The contributions of this paper are summarized as follows:
  • Considering the content preferences and share willingness of UEs, we propose an uncoded caching incentive mechanism that motivates UEs to share cached contents, assisting the BS in alleviating content delivery burdens. The profit interactions between BS and UEs are modeled as a Stackelberg game to jointly optimize the cost of BS and UEs’ total utility.
  • In order to derive the SE of the proposed game, we insightfully formulate the non-convex total utility optimization problem for all UEs as a potential sub-game, and prove this sub-game involves at least one NE. We further demonstrate that the optimal joint caching strategy must be a NE of this sub-game. Subsequently, we design a PGDC algorithm to find the optimal solution to the sub-game for a given incentive reward, and theoretically analyze the convergence of the proposed PGDC algorithm.
  • Leveraging the optimal joint caching placement strategy as the follower’s best response to the Stackelberg game, we design a dynamic iterative algorithm to efficiently solve the BS’s cost optimization problem. This algorithm further enables us to determine the SE of the proposed game, which allows BS to achieve its optimal cost and UEs to obtain their maximum total utility, respectively.

▸ EXTRACTED INFORMATION:
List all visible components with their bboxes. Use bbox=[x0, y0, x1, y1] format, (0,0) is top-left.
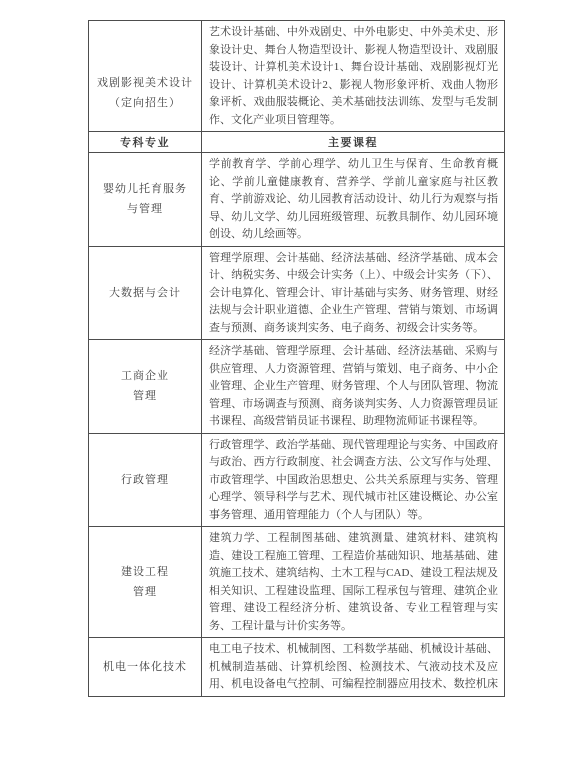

* * *

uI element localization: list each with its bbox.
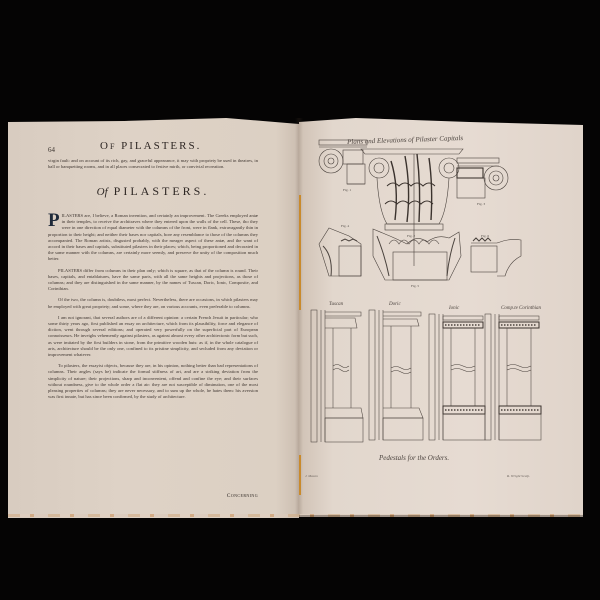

▸ TASK SET:
a – From the caching incentive excerpt, reproduce the part that opens with the words containing "The contributions of" and closes with "UEs’ total utility.".
b – Answer these questions from the caching incentive excerpt:
(i) What kind of game models the profit interactions between the BS and the UEs?
(ii) The non-convex total utility optimization problem for all UEs is formulated as what type of sub-game?
(iii) What kind of algorithm is designed to solve the BS's cost optimization problem?
c – Write the next part of the caching incentive excerpt, picking up after its final sentence.

▸ ANSWERS GIVEN:
a –
The contributions of this paper are summarized as follows:
  • Considering the content preferences and share willingness of UEs, we propose an uncoded caching incentive mechanism that motivates UEs to share cached contents, assisting the BS in alleviating content delivery burdens. The profit interactions between BS and UEs are modeled as a Stackelberg game to jointly optimize the cost of BS and UEs’ total utility.

b –
(i) A Stackelberg game.
(ii) A potential sub-game.
(iii) A dynamic iterative algorithm.

c –
  • Through extensive simulation experiments, we evaluate the convergence of the proposed PGDC algorithm and validate the existence of Stackelberg Equilibrium. We compare the performance of several benchmark caching strategies with our proposed caching solution. The simulation results demonstrate the significant superiority of the PGDC algorithm.

2. Related Work

Caching in IoT networks can significantly improve the network performance, which has attracted many researchers’ attention to investigating the optimal caching policies. In [10], the authors studied the impact of bursty traffic and random availability of caching helpers on the weighted throughput and the average delay in caching helper networks by adopting the most popular caching (MPC) policy. However, MPC may not be the optimal policy in the heterogeneous content request probability model. Zhang et al. [11] proposed a cooperative caching architecture of the unmanned aerial vehicle and user terminals, and solved the caching placement by the many-to-many swap-matching algorithm. In [12], Cao et al. took account of the user’s mobility when creating their caching strategy. They developed a mobility-aware joint routing and caching strategy and designed a greedy caching algorithm to minimize the cost of the content delivery. In general, a greedy caching policy cannot acquire the global optimal solution. In [13], the authors investigated the mobility-aware content caching and updating optimization problem based on a user-interest prediction model in the IoT networks.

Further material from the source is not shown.